*GOAL OF THE EXERCISE:* Return the number of lines holding "Chương", with nothing added.

☆ ☆ ☆ ☆ ☆

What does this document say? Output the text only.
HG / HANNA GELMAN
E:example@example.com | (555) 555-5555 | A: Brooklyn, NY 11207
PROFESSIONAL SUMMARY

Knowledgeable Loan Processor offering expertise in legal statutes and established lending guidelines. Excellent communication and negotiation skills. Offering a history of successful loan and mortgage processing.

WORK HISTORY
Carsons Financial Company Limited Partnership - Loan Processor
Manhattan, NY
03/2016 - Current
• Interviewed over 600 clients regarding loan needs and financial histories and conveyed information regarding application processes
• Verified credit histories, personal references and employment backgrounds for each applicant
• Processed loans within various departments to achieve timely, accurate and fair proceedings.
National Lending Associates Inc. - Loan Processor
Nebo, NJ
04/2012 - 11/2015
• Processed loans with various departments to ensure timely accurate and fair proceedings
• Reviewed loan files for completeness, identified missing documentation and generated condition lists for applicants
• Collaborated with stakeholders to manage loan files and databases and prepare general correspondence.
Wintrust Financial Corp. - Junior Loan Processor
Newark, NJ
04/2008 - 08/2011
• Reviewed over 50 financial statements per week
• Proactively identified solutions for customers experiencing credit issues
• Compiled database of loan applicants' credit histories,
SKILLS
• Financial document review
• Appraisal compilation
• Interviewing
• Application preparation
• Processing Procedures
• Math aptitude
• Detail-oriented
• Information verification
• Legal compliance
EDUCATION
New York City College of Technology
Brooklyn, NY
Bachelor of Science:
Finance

☆ ☆ ☆ ☆ ☆

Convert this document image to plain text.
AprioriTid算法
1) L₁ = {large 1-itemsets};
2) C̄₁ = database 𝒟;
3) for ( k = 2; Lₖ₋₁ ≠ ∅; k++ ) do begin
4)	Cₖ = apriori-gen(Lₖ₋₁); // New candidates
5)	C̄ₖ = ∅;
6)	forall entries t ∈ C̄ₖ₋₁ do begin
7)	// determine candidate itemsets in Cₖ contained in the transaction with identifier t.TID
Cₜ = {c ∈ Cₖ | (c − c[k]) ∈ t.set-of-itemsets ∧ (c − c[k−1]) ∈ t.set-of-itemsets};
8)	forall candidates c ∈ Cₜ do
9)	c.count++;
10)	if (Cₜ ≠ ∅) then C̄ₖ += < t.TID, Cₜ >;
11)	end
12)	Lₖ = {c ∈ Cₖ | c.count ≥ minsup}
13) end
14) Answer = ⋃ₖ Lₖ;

☆ ☆ ☆ ☆ ☆

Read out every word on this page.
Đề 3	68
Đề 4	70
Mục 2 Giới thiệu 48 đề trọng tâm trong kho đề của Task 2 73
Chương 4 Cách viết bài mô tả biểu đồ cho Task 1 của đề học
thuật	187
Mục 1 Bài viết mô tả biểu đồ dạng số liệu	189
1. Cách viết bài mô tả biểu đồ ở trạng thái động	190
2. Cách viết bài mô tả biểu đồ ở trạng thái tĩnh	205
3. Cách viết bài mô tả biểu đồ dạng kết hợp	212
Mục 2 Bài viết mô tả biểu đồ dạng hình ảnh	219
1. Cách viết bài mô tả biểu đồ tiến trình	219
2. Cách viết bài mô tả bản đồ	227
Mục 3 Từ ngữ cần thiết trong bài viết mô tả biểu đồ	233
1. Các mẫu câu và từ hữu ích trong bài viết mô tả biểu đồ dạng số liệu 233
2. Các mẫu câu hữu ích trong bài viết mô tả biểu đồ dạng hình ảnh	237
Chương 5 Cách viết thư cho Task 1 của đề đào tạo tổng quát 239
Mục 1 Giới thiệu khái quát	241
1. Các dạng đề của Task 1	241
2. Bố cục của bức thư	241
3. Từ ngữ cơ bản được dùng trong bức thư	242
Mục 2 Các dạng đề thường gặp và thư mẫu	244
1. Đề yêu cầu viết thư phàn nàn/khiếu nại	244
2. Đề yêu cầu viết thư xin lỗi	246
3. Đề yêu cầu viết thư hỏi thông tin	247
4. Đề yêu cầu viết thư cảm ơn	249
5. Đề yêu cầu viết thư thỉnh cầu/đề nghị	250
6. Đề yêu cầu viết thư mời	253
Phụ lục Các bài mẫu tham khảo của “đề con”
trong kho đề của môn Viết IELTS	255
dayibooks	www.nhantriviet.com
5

☆ ☆ ☆ ☆ ☆

*RESPONSE TO THE TASK:* 2